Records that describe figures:
- - -
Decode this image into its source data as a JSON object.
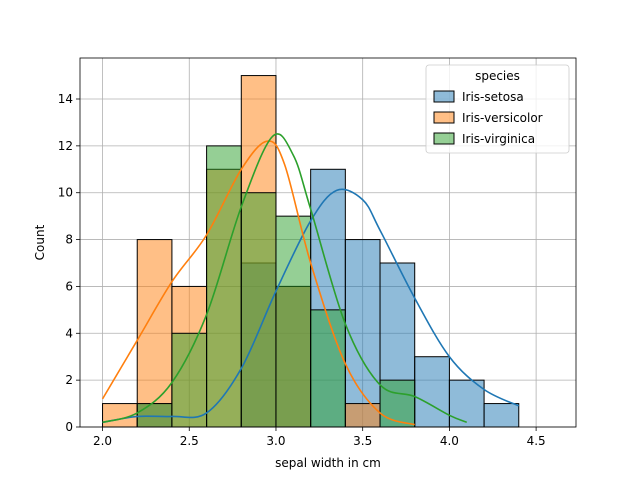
{
  "chart_data": {
    "type": "histogram",
    "title": "",
    "xlabel": "sepal width in cm",
    "ylabel": "Count",
    "xlim": [
      1.87,
      4.73
    ],
    "ylim": [
      0,
      15.75
    ],
    "xticks": [
      "2.0",
      "2.5",
      "3.0",
      "3.5",
      "4.0",
      "4.5"
    ],
    "xtick_values": [
      2.0,
      2.5,
      3.0,
      3.5,
      4.0,
      4.5
    ],
    "yticks": [
      "0",
      "2",
      "4",
      "6",
      "8",
      "10",
      "12",
      "14"
    ],
    "ytick_values": [
      0,
      2,
      4,
      6,
      8,
      10,
      12,
      14
    ],
    "grid": true,
    "legend": {
      "title": "species",
      "placement": "top-right",
      "entries": [
        "Iris-setosa",
        "Iris-versicolor",
        "Iris-virginica"
      ]
    },
    "bin_edges": [
      2.0,
      2.2,
      2.4,
      2.6,
      2.8,
      3.0,
      3.2,
      3.4,
      3.6,
      3.8,
      4.0,
      4.2,
      4.4,
      4.6
    ],
    "series": [
      {
        "name": "Iris-setosa",
        "color": "#1f77b4",
        "counts": [
          0,
          1,
          0,
          0,
          7,
          6,
          11,
          8,
          7,
          3,
          2,
          1,
          0
        ],
        "kde": [
          [
            2.0,
            0.2
          ],
          [
            2.2,
            0.45
          ],
          [
            2.4,
            0.45
          ],
          [
            2.6,
            0.6
          ],
          [
            2.8,
            2.5
          ],
          [
            3.0,
            5.8
          ],
          [
            3.2,
            8.8
          ],
          [
            3.35,
            10.1
          ],
          [
            3.5,
            9.7
          ],
          [
            3.6,
            8.4
          ],
          [
            3.8,
            5.5
          ],
          [
            4.0,
            3.0
          ],
          [
            4.2,
            1.6
          ],
          [
            4.4,
            0.9
          ]
        ]
      },
      {
        "name": "Iris-versicolor",
        "color": "#ff7f0e",
        "counts": [
          1,
          8,
          6,
          11,
          15,
          6,
          0,
          1,
          0,
          0,
          0,
          0,
          0
        ],
        "kde": [
          [
            2.0,
            1.2
          ],
          [
            2.2,
            3.7
          ],
          [
            2.4,
            6.2
          ],
          [
            2.6,
            8.2
          ],
          [
            2.8,
            11.0
          ],
          [
            2.95,
            12.2
          ],
          [
            3.05,
            11.2
          ],
          [
            3.2,
            7.0
          ],
          [
            3.4,
            2.7
          ],
          [
            3.6,
            0.6
          ],
          [
            3.8,
            0.1
          ]
        ]
      },
      {
        "name": "Iris-virginica",
        "color": "#2ca02c",
        "counts": [
          0,
          1,
          4,
          12,
          10,
          9,
          5,
          0,
          2,
          0,
          0,
          0,
          0
        ],
        "kde": [
          [
            2.0,
            0.2
          ],
          [
            2.2,
            0.6
          ],
          [
            2.4,
            1.9
          ],
          [
            2.6,
            4.8
          ],
          [
            2.8,
            9.4
          ],
          [
            2.98,
            12.4
          ],
          [
            3.1,
            11.6
          ],
          [
            3.2,
            9.3
          ],
          [
            3.4,
            4.4
          ],
          [
            3.6,
            1.8
          ],
          [
            3.8,
            1.3
          ],
          [
            4.0,
            0.5
          ],
          [
            4.1,
            0.2
          ]
        ]
      }
    ]
  }
}
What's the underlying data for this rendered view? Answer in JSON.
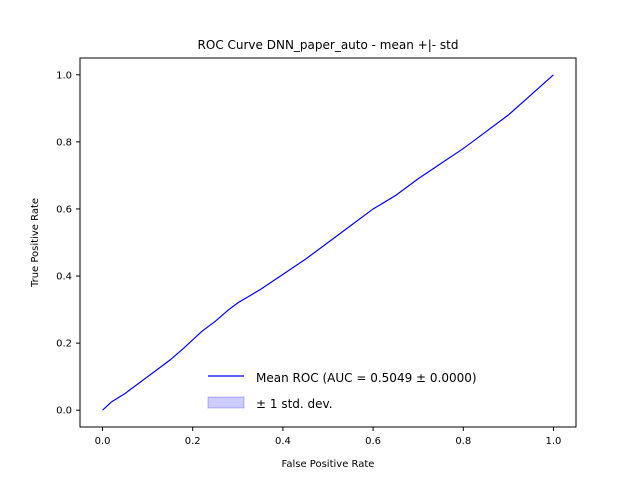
{
  "chart_data": {
    "type": "line",
    "title": "ROC Curve DNN_paper_auto - mean +|- std",
    "xlabel": "False Positive Rate",
    "ylabel": "True Positive Rate",
    "xlim": [
      -0.05,
      1.05
    ],
    "ylim": [
      -0.05,
      1.05
    ],
    "xticks": [
      0.0,
      0.2,
      0.4,
      0.6,
      0.8,
      1.0
    ],
    "yticks": [
      0.0,
      0.2,
      0.4,
      0.6,
      0.8,
      1.0
    ],
    "xtick_labels": [
      "0.0",
      "0.2",
      "0.4",
      "0.6",
      "0.8",
      "1.0"
    ],
    "ytick_labels": [
      "0.0",
      "0.2",
      "0.4",
      "0.6",
      "0.8",
      "1.0"
    ],
    "grid": false,
    "legend_position": "lower-right",
    "series": [
      {
        "name": "Mean ROC (AUC = 0.5049 ± 0.0000)",
        "color": "#0000ff",
        "x": [
          0.0,
          0.02,
          0.05,
          0.08,
          0.1,
          0.12,
          0.15,
          0.18,
          0.2,
          0.22,
          0.25,
          0.28,
          0.3,
          0.35,
          0.4,
          0.45,
          0.5,
          0.55,
          0.6,
          0.65,
          0.7,
          0.75,
          0.8,
          0.85,
          0.9,
          0.95,
          1.0
        ],
        "y": [
          0.0,
          0.025,
          0.05,
          0.08,
          0.1,
          0.12,
          0.15,
          0.185,
          0.21,
          0.235,
          0.265,
          0.3,
          0.32,
          0.36,
          0.405,
          0.45,
          0.5,
          0.55,
          0.6,
          0.64,
          0.69,
          0.735,
          0.78,
          0.83,
          0.88,
          0.94,
          1.0
        ]
      }
    ],
    "band": {
      "name": "± 1 std. dev.",
      "color": "#0000ff",
      "opacity": 0.2,
      "half_width": 0.0
    }
  }
}
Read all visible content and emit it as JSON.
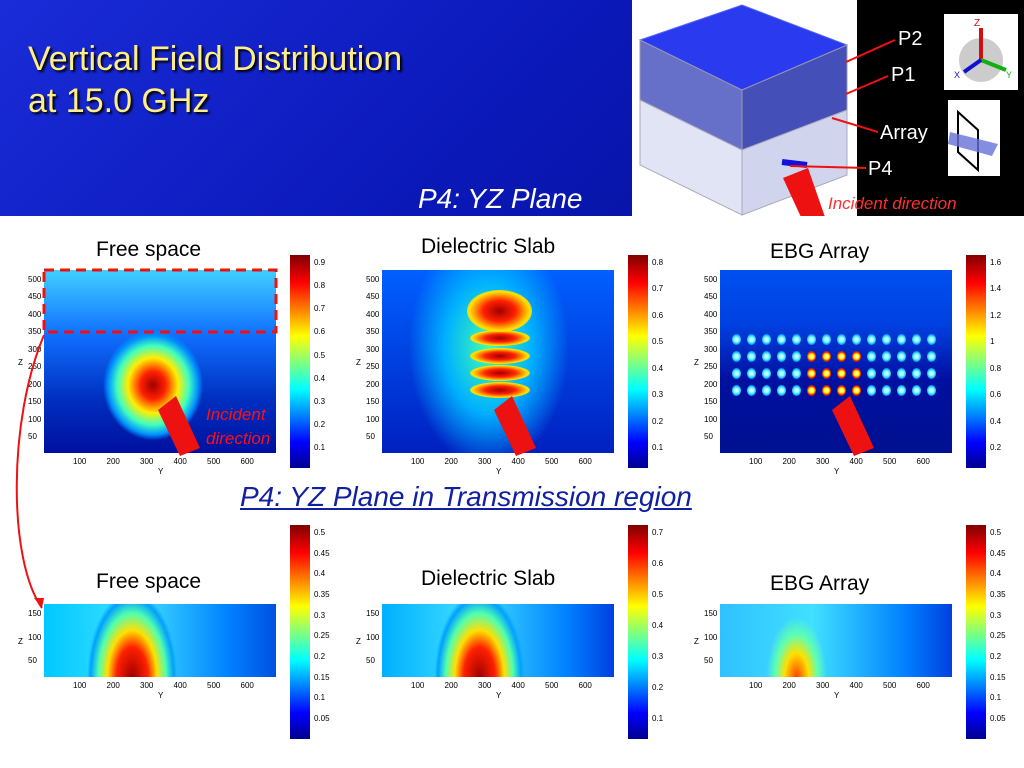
{
  "slide": {
    "title_line1": "Vertical Field Distribution",
    "title_line2": "at 15.0 GHz",
    "top_section_label": "P4: YZ Plane",
    "bottom_section_label": "P4: YZ Plane in Transmission region",
    "incident_direction_label": "Incident direction",
    "incident_label_line1": "Incident",
    "incident_label_line2": "direction",
    "colors": {
      "title": "#ffee88",
      "background": "#0a18b8",
      "arrow": "#ee1111",
      "subtitle": "#1020a0"
    }
  },
  "model_labels": {
    "p2": "P2",
    "p1": "P1",
    "array": "Array",
    "p4": "P4"
  },
  "axis_icon": {
    "z": "Z",
    "x": "X",
    "y": "Y"
  },
  "chart_data": [
    {
      "type": "heatmap",
      "title": "Free space",
      "xlabel": "Y",
      "ylabel": "Z",
      "xticks": [
        "100",
        "200",
        "300",
        "400",
        "500",
        "600"
      ],
      "yticks": [
        "50",
        "100",
        "150",
        "200",
        "250",
        "300",
        "350",
        "400",
        "450",
        "500"
      ],
      "colorbar_ticks": [
        "0.1",
        "0.2",
        "0.3",
        "0.4",
        "0.5",
        "0.6",
        "0.7",
        "0.8",
        "0.9"
      ]
    },
    {
      "type": "heatmap",
      "title": "Dielectric Slab",
      "xlabel": "Y",
      "ylabel": "Z",
      "xticks": [
        "100",
        "200",
        "300",
        "400",
        "500",
        "600"
      ],
      "yticks": [
        "50",
        "100",
        "150",
        "200",
        "250",
        "300",
        "350",
        "400",
        "450",
        "500"
      ],
      "colorbar_ticks": [
        "0.1",
        "0.2",
        "0.3",
        "0.4",
        "0.5",
        "0.6",
        "0.7",
        "0.8"
      ]
    },
    {
      "type": "heatmap",
      "title": "EBG Array",
      "xlabel": "Y",
      "ylabel": "Z",
      "xticks": [
        "100",
        "200",
        "300",
        "400",
        "500",
        "600"
      ],
      "yticks": [
        "50",
        "100",
        "150",
        "200",
        "250",
        "300",
        "350",
        "400",
        "450",
        "500"
      ],
      "colorbar_ticks": [
        "0.2",
        "0.4",
        "0.6",
        "0.8",
        "1",
        "1.2",
        "1.4",
        "1.6"
      ]
    },
    {
      "type": "heatmap",
      "title": "Free space",
      "xlabel": "Y",
      "ylabel": "Z",
      "xticks": [
        "100",
        "200",
        "300",
        "400",
        "500",
        "600"
      ],
      "yticks": [
        "50",
        "100",
        "150"
      ],
      "colorbar_ticks": [
        "0.05",
        "0.1",
        "0.15",
        "0.2",
        "0.25",
        "0.3",
        "0.35",
        "0.4",
        "0.45",
        "0.5"
      ]
    },
    {
      "type": "heatmap",
      "title": "Dielectric Slab",
      "xlabel": "Y",
      "ylabel": "Z",
      "xticks": [
        "100",
        "200",
        "300",
        "400",
        "500",
        "600"
      ],
      "yticks": [
        "50",
        "100",
        "150"
      ],
      "colorbar_ticks": [
        "0.1",
        "0.2",
        "0.3",
        "0.4",
        "0.5",
        "0.6",
        "0.7"
      ]
    },
    {
      "type": "heatmap",
      "title": "EBG Array",
      "xlabel": "Y",
      "ylabel": "Z",
      "xticks": [
        "100",
        "200",
        "300",
        "400",
        "500",
        "600"
      ],
      "yticks": [
        "50",
        "100",
        "150"
      ],
      "colorbar_ticks": [
        "0.05",
        "0.1",
        "0.15",
        "0.2",
        "0.25",
        "0.3",
        "0.35",
        "0.4",
        "0.45",
        "0.5"
      ]
    }
  ]
}
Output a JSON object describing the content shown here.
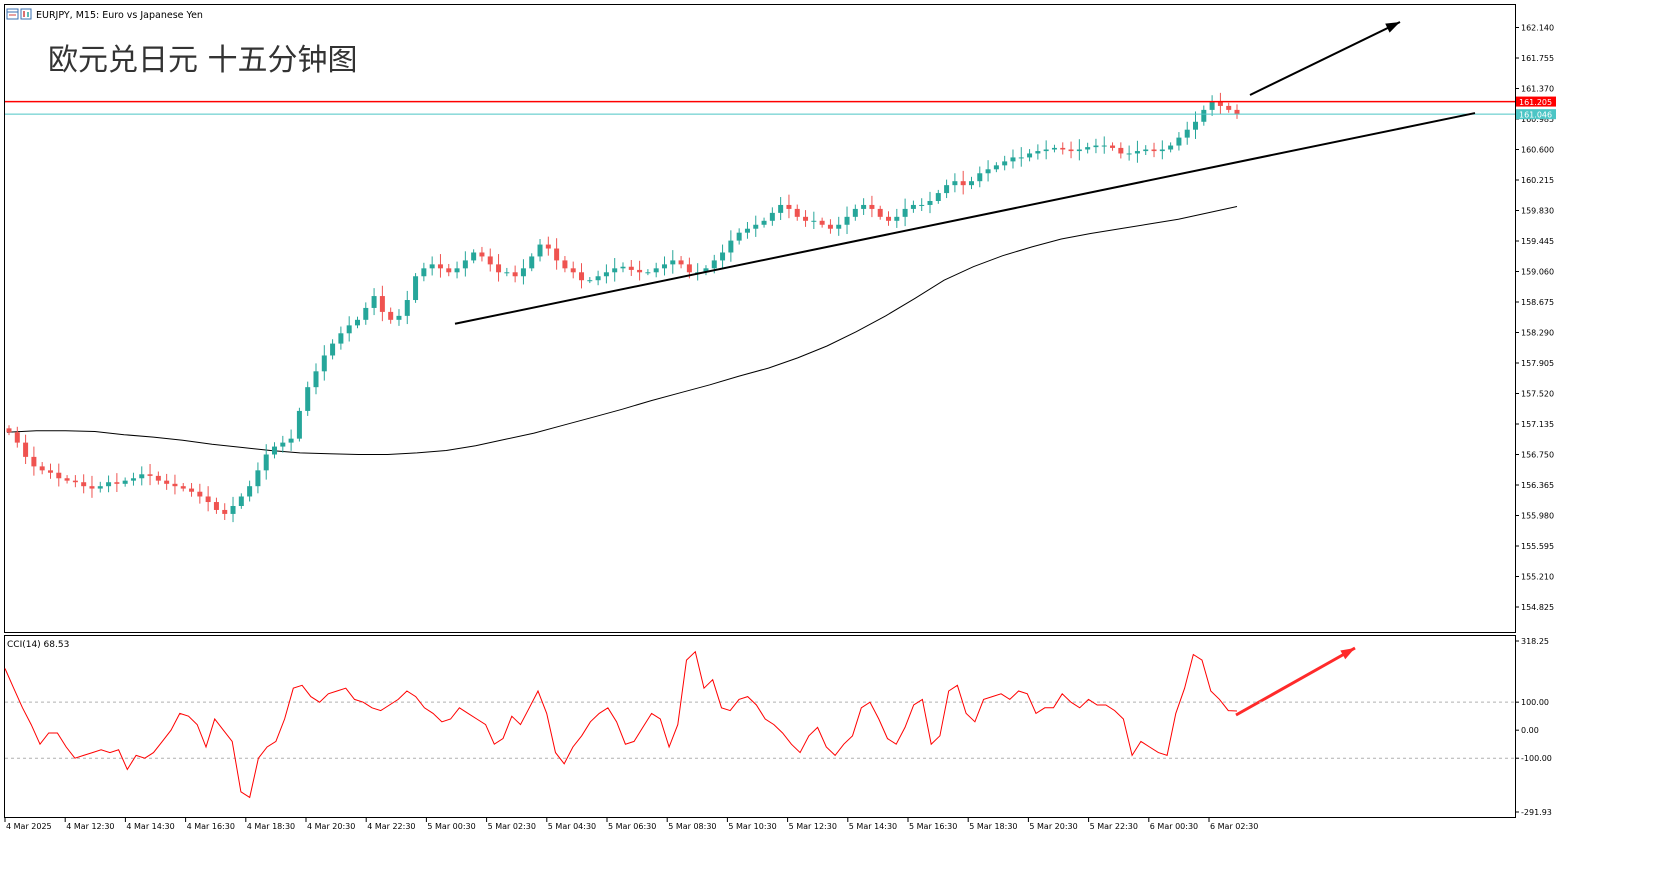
- - -
> Exercise brief:
Show the lines of the data that hold the word "object".

> The output:
Decode this image into its source data as a JSON object.
Output a JSON object describing the content shown here.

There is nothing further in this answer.